* EXTRACTED TEXT
** START **

The following seasonal channels also aired on XM in past years:
- Special XMas – From 2001 to 2007, this seasonal incarnation of the defunct Special X channel featured novelty holiday music, from songs by the likes of Alvin and the Chipmunks and Barney, to parody songs from Bob Rivers and Weird Al Yankovic, to the more grown-up xL tastes from punk rock bands. Special XMas also aired online and on DirecTV.
- Bing Crosby Christmas Radio – Airing in 2008 and 2009 and hosted by members of the Crosby family, this channel featured more than twenty years of vintage Crosby radio specials.

===XM on AOL Radio===
On 2008-04-30, the XM channels were no longer offered on AOL Radio, as AOL switched to CBS Radio for some of its content, thus ending a partnership between AOL and XM.

==On or after the Sirius and XM channel lineup merger==
These actions took place on or after 2008-11-12, the merger of the SIRIUS and XM channel lineups.

===Channel mergers===
These channels were merged with their Sirius counterpart to reduce redundancies across the two channel lineups:

- America was replaced with The Roadhouse.
- US Country was replaced with Prime Country.
- The Heart was replaced with Sirius XM Love.
- Flight 26 was replaced with The Pulse.
- XM Hitlist was replaced with Pop2K.
- Spirit was replaced with Praise.
- Fred was replaced with 1st Wave.
- XM Café was replaced with The Spectrum.
- Top Tracks was replaced with Classic Vinyl.
- Ethel was replaced with Alt Nation.
- xL SquiZZ was replaced with Octane.
- XM Liquid Metal was replaced with Hard Attack, and then was renamed Liquid Metal .
- Big Tracks was replaced with Classic Rewind.
- Lucy was replaced with Lithium.
- Soul Street was replaced with Soul Town.
- Suite 62 was replaced with Heart & Soul.
- The City was replaced with Hip-Hop Nation.
- High Standards (formerly Frank's Place) was replaced with Siriusly Sinatra.
- Audio Visions was replaced with Spa.

** END **

* WHAT YOU NEED TO DO
(a) Reproduce the passage of the XM channel history between "- The Heart" and "with Soul Town.", inclusive.
(b) Extend the XM channel history from its last line onward.

* EXCERPTED DATA
** START **

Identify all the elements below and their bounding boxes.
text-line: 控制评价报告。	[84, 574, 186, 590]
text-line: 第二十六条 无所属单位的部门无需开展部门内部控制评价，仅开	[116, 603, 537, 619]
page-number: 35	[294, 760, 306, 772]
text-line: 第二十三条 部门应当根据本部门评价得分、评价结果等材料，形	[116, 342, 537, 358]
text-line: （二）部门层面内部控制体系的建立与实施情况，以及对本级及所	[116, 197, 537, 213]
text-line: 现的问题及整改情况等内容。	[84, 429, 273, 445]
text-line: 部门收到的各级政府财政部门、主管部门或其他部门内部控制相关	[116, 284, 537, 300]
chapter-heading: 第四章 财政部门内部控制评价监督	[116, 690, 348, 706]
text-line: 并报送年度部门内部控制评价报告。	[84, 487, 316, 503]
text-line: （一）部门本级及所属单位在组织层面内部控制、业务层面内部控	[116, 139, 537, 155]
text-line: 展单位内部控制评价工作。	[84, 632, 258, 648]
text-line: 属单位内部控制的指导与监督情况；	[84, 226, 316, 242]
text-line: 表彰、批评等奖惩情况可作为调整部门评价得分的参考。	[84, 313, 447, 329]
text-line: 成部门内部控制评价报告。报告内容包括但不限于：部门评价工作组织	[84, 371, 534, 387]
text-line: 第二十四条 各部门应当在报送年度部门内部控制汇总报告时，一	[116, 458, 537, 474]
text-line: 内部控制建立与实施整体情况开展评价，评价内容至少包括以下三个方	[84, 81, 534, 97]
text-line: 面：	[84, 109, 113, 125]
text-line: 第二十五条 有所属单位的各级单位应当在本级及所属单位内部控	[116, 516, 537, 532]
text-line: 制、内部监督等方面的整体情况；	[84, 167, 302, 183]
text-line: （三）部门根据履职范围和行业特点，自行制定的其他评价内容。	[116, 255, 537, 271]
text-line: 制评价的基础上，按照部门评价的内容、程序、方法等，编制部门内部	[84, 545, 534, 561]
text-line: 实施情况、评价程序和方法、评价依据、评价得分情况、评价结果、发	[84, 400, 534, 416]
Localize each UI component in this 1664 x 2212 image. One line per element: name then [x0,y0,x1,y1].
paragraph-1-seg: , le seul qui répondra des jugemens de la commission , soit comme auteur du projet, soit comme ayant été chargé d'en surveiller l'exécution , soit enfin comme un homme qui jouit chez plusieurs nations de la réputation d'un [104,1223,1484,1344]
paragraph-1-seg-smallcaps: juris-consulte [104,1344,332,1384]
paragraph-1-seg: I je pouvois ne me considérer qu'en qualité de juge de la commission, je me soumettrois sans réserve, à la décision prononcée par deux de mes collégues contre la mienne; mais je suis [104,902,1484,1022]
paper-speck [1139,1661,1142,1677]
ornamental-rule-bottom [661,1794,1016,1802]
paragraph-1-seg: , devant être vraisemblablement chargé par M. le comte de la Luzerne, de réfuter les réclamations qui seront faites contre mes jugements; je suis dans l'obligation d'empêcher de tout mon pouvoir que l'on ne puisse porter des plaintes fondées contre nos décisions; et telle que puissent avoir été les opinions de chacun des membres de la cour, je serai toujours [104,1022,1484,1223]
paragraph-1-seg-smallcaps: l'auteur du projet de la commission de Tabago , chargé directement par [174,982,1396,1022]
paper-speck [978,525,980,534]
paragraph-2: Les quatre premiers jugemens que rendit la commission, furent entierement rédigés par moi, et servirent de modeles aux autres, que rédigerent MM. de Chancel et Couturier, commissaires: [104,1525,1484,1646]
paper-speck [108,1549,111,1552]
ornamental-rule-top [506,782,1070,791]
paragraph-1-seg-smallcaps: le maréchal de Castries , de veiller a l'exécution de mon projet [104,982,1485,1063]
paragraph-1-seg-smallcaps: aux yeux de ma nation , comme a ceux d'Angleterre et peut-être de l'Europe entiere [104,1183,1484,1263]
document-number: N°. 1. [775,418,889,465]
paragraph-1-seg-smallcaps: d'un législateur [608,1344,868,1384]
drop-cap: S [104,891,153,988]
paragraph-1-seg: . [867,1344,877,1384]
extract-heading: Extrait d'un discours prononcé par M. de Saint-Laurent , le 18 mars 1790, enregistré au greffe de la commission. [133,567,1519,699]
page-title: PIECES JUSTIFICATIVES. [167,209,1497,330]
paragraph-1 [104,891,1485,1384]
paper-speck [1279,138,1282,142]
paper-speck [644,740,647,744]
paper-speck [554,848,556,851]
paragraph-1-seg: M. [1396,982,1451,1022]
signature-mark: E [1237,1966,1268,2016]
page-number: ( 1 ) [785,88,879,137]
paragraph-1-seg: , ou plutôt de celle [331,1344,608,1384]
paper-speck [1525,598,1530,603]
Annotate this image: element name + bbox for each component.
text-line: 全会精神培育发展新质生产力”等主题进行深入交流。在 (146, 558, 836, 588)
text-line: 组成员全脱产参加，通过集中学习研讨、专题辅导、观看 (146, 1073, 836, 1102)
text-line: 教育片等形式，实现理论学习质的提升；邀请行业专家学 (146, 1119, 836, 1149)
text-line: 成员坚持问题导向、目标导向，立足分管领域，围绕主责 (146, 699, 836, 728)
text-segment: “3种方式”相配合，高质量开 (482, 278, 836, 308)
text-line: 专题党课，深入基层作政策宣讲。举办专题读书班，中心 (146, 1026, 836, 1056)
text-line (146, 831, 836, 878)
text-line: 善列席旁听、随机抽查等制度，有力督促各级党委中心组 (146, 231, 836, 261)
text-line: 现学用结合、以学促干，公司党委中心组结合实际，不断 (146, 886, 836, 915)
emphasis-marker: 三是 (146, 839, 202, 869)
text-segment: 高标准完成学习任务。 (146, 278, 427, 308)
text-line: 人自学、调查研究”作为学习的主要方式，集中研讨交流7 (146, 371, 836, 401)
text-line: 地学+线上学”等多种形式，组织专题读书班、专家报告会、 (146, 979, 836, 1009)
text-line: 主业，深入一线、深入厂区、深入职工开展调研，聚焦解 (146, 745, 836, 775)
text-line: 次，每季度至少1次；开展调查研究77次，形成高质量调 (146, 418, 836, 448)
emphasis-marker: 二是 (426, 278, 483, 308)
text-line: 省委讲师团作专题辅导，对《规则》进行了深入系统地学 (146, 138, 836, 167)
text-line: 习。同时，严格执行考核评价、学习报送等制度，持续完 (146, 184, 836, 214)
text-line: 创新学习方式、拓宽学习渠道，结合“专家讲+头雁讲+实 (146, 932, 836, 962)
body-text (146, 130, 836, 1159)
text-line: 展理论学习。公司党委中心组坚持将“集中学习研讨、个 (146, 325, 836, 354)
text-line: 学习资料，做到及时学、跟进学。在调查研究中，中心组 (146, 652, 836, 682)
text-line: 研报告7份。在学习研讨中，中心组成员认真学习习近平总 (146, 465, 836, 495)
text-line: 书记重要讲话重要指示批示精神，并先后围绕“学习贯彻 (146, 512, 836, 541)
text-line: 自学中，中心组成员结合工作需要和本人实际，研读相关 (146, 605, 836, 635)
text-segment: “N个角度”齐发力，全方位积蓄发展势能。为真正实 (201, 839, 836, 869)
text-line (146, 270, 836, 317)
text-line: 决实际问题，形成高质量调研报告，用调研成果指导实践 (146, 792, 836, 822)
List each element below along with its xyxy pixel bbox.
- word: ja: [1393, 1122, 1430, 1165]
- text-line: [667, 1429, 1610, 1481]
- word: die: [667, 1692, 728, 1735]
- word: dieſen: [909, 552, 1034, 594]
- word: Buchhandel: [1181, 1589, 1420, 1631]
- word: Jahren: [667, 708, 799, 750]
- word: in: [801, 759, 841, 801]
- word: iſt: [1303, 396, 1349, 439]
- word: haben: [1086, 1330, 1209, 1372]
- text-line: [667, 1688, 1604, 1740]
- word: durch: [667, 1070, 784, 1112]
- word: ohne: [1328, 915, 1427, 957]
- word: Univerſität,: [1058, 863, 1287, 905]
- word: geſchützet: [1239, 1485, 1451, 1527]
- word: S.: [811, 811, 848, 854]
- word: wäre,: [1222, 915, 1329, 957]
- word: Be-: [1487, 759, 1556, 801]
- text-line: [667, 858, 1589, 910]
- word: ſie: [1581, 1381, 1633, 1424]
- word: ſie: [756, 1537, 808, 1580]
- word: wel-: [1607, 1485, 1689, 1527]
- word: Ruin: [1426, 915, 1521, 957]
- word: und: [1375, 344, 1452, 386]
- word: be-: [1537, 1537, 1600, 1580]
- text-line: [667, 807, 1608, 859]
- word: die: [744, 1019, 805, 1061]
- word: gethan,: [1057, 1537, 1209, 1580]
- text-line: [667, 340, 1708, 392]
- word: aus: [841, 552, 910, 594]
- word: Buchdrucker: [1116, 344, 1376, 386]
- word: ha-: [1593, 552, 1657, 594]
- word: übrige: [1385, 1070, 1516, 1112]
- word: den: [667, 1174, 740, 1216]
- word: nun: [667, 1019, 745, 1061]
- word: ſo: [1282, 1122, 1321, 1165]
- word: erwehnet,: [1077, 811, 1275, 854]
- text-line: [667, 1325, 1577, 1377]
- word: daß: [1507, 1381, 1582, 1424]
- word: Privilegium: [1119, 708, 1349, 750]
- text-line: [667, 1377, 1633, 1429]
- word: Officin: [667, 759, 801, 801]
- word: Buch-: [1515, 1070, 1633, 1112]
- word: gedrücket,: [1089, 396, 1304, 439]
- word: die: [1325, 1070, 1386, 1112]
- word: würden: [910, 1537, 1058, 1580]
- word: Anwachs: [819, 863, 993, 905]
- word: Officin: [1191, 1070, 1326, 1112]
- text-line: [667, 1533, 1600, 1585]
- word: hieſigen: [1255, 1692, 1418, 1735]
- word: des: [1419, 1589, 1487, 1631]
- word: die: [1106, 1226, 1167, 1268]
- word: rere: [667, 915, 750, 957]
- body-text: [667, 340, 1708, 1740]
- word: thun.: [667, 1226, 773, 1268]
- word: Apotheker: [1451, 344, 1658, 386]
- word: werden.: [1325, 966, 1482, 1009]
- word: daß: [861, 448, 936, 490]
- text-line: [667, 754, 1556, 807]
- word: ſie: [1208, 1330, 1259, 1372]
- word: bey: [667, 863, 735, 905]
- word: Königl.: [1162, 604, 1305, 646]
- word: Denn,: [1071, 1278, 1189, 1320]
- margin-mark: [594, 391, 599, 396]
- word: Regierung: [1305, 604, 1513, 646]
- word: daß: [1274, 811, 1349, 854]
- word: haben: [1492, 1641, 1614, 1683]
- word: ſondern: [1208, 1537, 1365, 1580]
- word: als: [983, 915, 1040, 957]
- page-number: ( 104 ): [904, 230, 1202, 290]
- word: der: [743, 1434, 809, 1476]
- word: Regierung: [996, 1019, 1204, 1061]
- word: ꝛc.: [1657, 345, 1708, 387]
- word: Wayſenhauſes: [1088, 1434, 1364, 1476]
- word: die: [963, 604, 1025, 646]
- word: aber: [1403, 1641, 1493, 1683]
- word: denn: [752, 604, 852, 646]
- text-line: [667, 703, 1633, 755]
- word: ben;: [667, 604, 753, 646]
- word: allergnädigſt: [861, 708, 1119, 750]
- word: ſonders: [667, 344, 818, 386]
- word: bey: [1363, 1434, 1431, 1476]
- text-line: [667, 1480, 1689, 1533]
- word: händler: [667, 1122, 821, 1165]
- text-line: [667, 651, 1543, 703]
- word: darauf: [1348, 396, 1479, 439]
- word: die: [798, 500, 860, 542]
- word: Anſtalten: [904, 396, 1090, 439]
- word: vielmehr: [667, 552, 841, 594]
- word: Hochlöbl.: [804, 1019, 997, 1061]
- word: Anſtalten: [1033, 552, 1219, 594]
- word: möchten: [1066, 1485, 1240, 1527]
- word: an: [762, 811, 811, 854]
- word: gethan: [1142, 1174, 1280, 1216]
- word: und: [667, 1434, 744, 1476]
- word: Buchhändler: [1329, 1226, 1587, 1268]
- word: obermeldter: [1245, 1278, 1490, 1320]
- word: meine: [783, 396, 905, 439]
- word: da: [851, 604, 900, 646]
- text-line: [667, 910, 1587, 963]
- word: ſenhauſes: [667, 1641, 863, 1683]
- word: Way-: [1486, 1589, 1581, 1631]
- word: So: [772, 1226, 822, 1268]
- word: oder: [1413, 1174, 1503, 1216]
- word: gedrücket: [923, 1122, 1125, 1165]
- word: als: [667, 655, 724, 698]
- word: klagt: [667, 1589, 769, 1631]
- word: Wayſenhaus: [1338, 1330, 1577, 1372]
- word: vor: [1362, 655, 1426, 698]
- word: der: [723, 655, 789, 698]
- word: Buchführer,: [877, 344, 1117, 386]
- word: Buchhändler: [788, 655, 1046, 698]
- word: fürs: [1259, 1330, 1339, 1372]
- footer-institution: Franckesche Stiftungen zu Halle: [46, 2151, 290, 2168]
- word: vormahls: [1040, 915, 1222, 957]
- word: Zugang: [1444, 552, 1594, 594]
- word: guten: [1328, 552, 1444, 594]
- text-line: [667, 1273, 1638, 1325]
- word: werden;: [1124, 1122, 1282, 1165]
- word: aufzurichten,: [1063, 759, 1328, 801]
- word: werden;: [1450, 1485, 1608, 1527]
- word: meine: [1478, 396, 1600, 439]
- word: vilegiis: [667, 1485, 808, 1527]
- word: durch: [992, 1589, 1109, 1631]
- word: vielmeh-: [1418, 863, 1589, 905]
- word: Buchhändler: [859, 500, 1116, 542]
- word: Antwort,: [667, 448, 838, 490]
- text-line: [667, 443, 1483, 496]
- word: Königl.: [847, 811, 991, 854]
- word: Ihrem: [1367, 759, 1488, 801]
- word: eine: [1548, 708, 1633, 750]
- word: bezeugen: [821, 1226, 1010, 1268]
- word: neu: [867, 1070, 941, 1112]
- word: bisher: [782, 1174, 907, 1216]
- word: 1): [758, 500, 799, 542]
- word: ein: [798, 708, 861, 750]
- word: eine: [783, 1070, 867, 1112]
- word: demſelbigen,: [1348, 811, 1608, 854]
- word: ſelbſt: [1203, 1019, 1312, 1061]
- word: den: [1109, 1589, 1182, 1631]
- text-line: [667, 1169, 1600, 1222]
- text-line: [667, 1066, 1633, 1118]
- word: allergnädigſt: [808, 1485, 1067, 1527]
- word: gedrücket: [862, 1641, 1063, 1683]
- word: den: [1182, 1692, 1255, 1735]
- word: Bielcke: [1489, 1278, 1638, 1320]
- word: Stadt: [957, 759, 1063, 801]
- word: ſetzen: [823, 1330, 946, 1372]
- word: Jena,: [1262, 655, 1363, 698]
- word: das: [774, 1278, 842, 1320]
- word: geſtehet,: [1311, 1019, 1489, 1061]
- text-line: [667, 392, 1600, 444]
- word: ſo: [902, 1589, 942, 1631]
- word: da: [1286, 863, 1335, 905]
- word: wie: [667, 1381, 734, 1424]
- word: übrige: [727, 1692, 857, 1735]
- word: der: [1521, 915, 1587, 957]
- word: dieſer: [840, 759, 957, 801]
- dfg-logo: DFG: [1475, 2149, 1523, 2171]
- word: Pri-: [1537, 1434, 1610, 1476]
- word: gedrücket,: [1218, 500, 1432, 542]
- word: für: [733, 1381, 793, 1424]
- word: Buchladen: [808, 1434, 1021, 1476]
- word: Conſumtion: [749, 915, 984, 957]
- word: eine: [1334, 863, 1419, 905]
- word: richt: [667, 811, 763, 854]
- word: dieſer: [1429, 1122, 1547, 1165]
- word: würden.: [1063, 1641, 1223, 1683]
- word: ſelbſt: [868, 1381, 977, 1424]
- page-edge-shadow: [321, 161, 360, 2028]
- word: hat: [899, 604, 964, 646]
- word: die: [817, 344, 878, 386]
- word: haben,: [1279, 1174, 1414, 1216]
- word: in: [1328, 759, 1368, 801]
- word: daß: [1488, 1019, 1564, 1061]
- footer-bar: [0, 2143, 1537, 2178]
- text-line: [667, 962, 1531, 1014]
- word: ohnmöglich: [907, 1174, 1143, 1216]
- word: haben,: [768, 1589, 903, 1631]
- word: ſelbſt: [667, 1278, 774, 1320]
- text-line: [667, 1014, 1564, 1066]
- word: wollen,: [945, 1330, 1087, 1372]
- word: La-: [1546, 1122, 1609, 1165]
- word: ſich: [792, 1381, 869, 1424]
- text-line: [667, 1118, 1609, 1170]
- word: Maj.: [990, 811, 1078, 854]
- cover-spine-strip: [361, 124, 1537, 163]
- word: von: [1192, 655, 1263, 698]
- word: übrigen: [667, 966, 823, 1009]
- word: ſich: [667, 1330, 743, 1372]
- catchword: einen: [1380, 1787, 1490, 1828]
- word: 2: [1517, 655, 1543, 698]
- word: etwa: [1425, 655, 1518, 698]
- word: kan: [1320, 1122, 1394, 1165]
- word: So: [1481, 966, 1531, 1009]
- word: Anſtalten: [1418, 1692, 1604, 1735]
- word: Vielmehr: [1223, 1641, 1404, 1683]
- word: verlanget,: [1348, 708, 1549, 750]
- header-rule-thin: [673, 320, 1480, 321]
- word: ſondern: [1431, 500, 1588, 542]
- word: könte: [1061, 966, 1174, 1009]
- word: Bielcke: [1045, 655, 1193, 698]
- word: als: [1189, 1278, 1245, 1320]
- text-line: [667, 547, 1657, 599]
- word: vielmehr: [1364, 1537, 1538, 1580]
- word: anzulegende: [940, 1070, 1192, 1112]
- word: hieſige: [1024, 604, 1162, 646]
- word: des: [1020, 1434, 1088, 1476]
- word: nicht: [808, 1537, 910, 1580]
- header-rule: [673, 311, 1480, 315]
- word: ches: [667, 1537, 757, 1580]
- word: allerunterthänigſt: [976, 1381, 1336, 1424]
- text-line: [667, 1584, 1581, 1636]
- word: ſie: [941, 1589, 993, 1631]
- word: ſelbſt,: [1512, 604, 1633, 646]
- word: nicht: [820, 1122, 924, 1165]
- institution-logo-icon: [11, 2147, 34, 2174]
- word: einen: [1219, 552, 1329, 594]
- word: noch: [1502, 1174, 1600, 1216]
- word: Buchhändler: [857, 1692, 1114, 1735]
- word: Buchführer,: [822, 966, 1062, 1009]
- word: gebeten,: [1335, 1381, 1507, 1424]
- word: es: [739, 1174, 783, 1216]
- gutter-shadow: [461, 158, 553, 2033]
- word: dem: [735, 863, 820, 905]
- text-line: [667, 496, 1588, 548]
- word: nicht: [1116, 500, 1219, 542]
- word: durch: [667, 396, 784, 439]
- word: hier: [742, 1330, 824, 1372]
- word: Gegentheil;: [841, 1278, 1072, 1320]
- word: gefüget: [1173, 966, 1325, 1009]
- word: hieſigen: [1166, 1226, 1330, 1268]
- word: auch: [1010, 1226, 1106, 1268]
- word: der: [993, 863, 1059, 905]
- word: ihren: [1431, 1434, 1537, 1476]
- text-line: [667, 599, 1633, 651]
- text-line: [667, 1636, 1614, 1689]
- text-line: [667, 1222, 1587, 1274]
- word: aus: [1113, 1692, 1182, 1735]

** END **

* ANSWERS PER TASK
(a)
- The Heart was replaced with Sirius XM Love.
- Flight 26 was replaced with The Pulse.
- XM Hitlist was replaced with Pop2K.
- Spirit was replaced with Praise.
- Fred was replaced with 1st Wave.
- XM Café was replaced with The Spectrum.
- Top Tracks was replaced with Classic Vinyl.
- Ethel was replaced with Alt Nation.
- xL SquiZZ was replaced with Octane.
- XM Liquid Metal was replaced with Hard Attack, and then was renamed Liquid Metal .
- Big Tracks was replaced with Classic Rewind.
- Lucy was replaced with Lithium.
- Soul Street was replaced with Soul Town.

(b)
- The Move was replaced with Area.
- XM Chill was replaced with Sirius XM Chill
- Vox was replaced with Metropolitan Opera Radio.
- XM Classics was replaced with Symphony Hall.
- XM Kids was replaced with Kids Place Live.
- XM Live was replaced with Specials.
- XM Comedy was replaced with Raw Dog Comedy.
- Take Five was replaced with Sirius XM Stars.
- XM Emergency Alert was replaced with Sirius XM Weather & Emergency.
- Open Road was replaced with Road Dog Trucking on 2009-02-17.
- America Right was replaced with SIRIUS XM Patriot on 2010-05-17.
- xL The Rhyme was replaced with BackSpin
- The Strobe was replaced with Studio 54 Radio
- The Roadhouse was replaced with Willie's Roadhouse
- Top 20 on 20 was replaced with Venus

===Defunct channels===
These channels are no longer included in the XM part of the Sirius XM Radio platform:
- BBC Radio 1 (XM29) – UK radio hits and chart hits, Removed from satellite delivery on 2011-08-10 for a new channel at 5:00 p.m., Studio 54 Radio.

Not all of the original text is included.